=== Requirement ===
Restate the records in their entirety, word for word.

=== Available records ===
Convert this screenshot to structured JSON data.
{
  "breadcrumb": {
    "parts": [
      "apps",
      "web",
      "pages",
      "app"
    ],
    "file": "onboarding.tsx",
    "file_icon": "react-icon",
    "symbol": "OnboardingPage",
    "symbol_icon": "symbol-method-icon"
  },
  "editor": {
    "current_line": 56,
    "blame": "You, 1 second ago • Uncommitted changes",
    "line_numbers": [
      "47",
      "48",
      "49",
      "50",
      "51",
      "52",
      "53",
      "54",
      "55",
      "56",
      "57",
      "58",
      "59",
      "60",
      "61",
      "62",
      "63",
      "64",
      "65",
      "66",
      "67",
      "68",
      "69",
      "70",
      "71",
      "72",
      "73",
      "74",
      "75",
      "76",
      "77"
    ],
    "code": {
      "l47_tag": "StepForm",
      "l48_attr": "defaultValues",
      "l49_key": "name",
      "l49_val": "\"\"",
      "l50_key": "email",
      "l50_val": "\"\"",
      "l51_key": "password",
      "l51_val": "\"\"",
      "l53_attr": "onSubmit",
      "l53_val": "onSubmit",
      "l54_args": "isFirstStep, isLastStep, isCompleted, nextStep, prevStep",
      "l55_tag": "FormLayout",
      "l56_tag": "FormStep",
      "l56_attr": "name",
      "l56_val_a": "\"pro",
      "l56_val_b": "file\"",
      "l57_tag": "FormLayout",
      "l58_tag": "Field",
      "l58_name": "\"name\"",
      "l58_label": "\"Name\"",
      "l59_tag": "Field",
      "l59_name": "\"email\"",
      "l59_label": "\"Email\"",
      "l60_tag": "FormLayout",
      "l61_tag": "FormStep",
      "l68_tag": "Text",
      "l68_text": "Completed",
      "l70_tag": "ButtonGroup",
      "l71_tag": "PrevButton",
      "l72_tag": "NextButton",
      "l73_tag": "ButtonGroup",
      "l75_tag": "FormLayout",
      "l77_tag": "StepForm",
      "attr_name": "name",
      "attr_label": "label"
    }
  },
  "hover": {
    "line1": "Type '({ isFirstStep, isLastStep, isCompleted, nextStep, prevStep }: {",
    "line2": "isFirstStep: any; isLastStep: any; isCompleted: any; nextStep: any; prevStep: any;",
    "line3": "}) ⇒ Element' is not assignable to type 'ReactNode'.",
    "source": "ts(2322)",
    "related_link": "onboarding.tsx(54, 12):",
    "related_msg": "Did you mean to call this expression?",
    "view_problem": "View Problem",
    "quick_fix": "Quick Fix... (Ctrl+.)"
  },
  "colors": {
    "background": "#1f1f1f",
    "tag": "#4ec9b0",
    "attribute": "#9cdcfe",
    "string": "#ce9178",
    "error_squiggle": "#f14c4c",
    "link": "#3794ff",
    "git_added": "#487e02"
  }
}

=== Final result ===
Convert this screenshot to structured JSON data.
{
  "breadcrumb": {
    "parts": [
      "apps",
      "web",
      "pages",
      "app"
    ],
    "file": "onboarding.tsx",
    "file_icon": "react-icon",
    "symbol": "OnboardingPage",
    "symbol_icon": "symbol-method-icon"
  },
  "editor": {
    "current_line": 56,
    "blame": "You, 1 second ago • Uncommitted changes",
    "line_numbers": [
      "47",
      "48",
      "49",
      "50",
      "51",
      "52",
      "53",
      "54",
      "55",
      "56",
      "57",
      "58",
      "59",
      "60",
      "61",
      "62",
      "63",
      "64",
      "65",
      "66",
      "67",
      "68",
      "69",
      "70",
      "71",
      "72",
      "73",
      "74",
      "75",
      "76",
      "77"
    ],
    "code": {
      "l47_tag": "StepForm",
      "l48_attr": "defaultValues",
      "l49_key": "name",
      "l49_val": "\"\"",
      "l50_key": "email",
      "l50_val": "\"\"",
      "l51_key": "password",
      "l51_val": "\"\"",
      "l53_attr": "onSubmit",
      "l53_val": "onSubmit",
      "l54_args": "isFirstStep, isLastStep, isCompleted, nextStep, prevStep",
      "l55_tag": "FormLayout",
      "l56_tag": "FormStep",
      "l56_attr": "name",
      "l56_val_a": "\"pro",
      "l56_val_b": "file\"",
      "l57_tag": "FormLayout",
      "l58_tag": "Field",
      "l58_name": "\"name\"",
      "l58_label": "\"Name\"",
      "l59_tag": "Field",
      "l59_name": "\"email\"",
      "l59_label": "\"Email\"",
      "l60_tag": "FormLayout",
      "l61_tag": "FormStep",
      "l68_tag": "Text",
      "l68_text": "Completed",
      "l70_tag": "ButtonGroup",
      "l71_tag": "PrevButton",
      "l72_tag": "NextButton",
      "l73_tag": "ButtonGroup",
      "l75_tag": "FormLayout",
      "l77_tag": "StepForm",
      "attr_name": "name",
      "attr_label": "label"
    }
  },
  "hover": {
    "line1": "Type '({ isFirstStep, isLastStep, isCompleted, nextStep, prevStep }: {",
    "line2": "isFirstStep: any; isLastStep: any; isCompleted: any; nextStep: any; prevStep: any;",
    "line3": "}) ⇒ Element' is not assignable to type 'ReactNode'.",
    "source": "ts(2322)",
    "related_link": "onboarding.tsx(54, 12):",
    "related_msg": "Did you mean to call this expression?",
    "view_problem": "View Problem",
    "quick_fix": "Quick Fix... (Ctrl+.)"
  },
  "colors": {
    "background": "#1f1f1f",
    "tag": "#4ec9b0",
    "attribute": "#9cdcfe",
    "string": "#ce9178",
    "error_squiggle": "#f14c4c",
    "link": "#3794ff",
    "git_added": "#487e02"
  }
}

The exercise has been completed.